# Список заданий
1) Перескажите короче абзац статьи, начинающийся словами «Во 2-м изд. 1-го т.», сохранив его главные факты.
2) Воспроизведите дословно все записи из раздела с данными, не включая в ответ картинки.

Во 2-м изд. 1-го т. «Борьба с Западом» я прочел Вашу 2-ю статью о Ренане («Истории без принципов») и об Аксакове. Обе статьи чудно хороши; первая — по тонкой наблюдательности, вторая — по силе и глубине чувства. Вы в одном месте сомневаетесь, что. быть может, не полно сказали об Аксакове; совершенно полно, и так хорошо, что не нужно лучшего ни в отношении к нему, ни в отношении к Вам. Я сейчас же вынул Ваш портрет, ибо то, что в первом письме Вы говорили об «утомленном взгляде», вся эта дорогая черточка в Вашем лице (и именно тяжелая для Вас самих) отразилась в Вашей статье. Не знаю, как теперь Вы смотрите на будущее, но я верю, что мы победим, т. е. победит серьезность и исчезнет легкомыслие; верю в это я на основании представления о той мистической силе, которая управляет ходом истории и в проявлениях которой есть та же неправильность, те же как бы скачки в противоположные стороны, о которых Вы говорите в отношении к развитию зародыша в приложении к «Основн. понят, физиологии». Сегодня мы еще все легкомысленны, веселы и самоуверенно «делаем прогресс» (Ваше выражение), а завтра же, под наитием этой мистической силы, вдруг захолонут, захолонут сердца всех, и люди почувствуют такую горесть, такое отчаяние, что легкомыслие отпадет от них, как лишняя глина от делаемого горшка — в руках Творца нашего духа и нашей истории, ибо наши души и наша история в Предвидении Бога есть именно какой-то формируемый горшок в руках гончара (эта мысль есть в одном месте Библии). Без этой веры в мистическую силу, с уверенностью лишь в действии правильных законов прогресса, — не стоило бы жить, я бы не мог жить. Очень нужно лезть в какое-то болото.

# Доступные данные
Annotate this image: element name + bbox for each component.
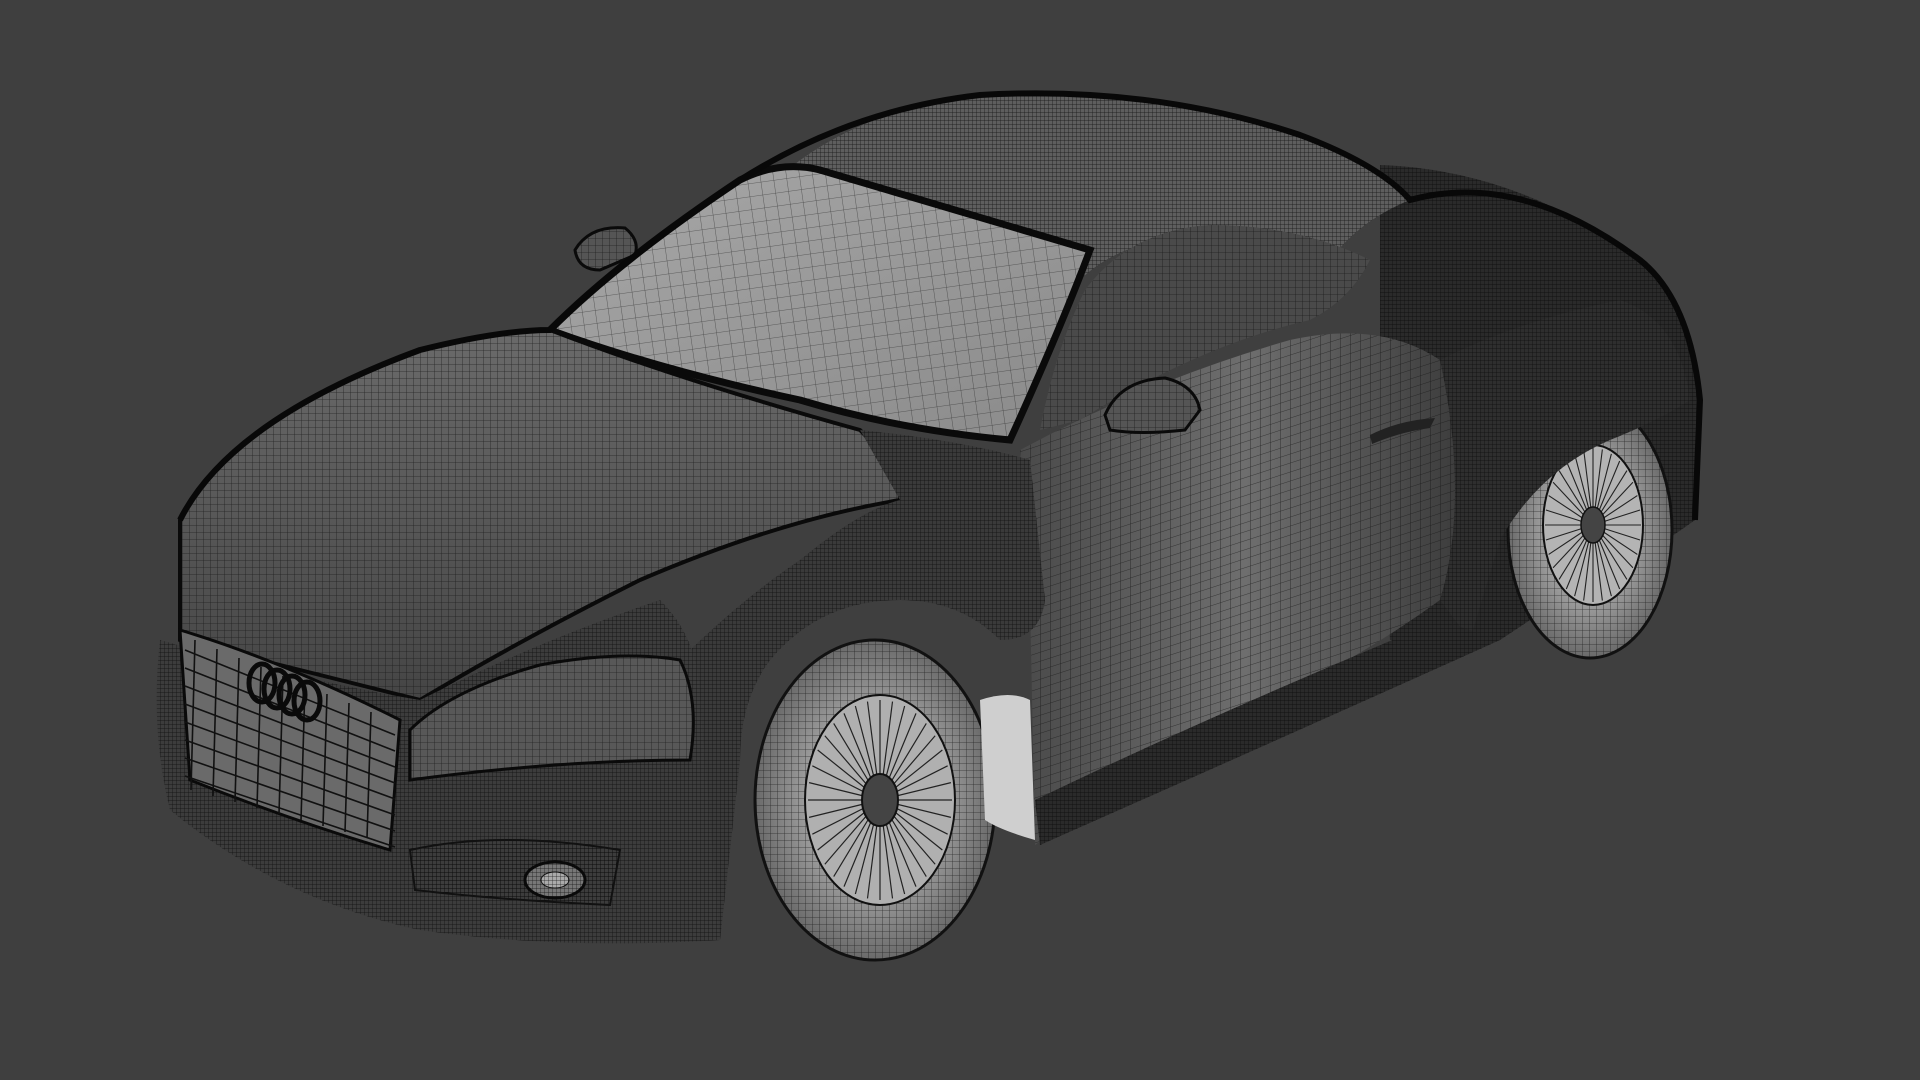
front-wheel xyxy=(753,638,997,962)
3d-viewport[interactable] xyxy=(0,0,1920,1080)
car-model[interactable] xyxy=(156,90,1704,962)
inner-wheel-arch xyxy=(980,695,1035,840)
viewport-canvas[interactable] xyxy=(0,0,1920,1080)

# Ответы
1) Автор прочел во 2-м издании 1-го тома «Борьбы с Западом» вторую статью адресата о Ренане («Истории без принципов») и статью об Аксакове. Обе он считает прекрасными: первую за тонкую наблюдательность, вторую за силу и глубину чувства. Об Аксакове, по его мнению, сказано совершенно полно, хотя адресат в этом сомневался. Прочитав статью, автор достал портрет адресата: «утомленный взгляд», о котором тот писал в первом письме, отразился в статье. Автор верит, что серьезность победит, а легкомыслие исчезнет. Основание этой веры — мистическая сила, которая управляет историей и действует скачками, как при развитии зародыша, описанном в приложении к «Основным понятиям физиологии». Сегодня люди легкомысленны и «делают прогресс», а завтра их сердца захолонут. Тогда легкомыслие отпадет, как лишняя глина от горшка в руках Творца; эта мысль есть в Библии. Без веры в эту силу, с одной уверенностью в законах прогресса, автор не смог бы жить.

2)
Annotate this image: element name + bbox for each component.
front-wheel xyxy=(753,638,997,962)
3d-viewport[interactable] xyxy=(0,0,1920,1080)
car-model[interactable] xyxy=(156,90,1704,962)
inner-wheel-arch xyxy=(980,695,1035,840)
viewport-canvas[interactable] xyxy=(0,0,1920,1080)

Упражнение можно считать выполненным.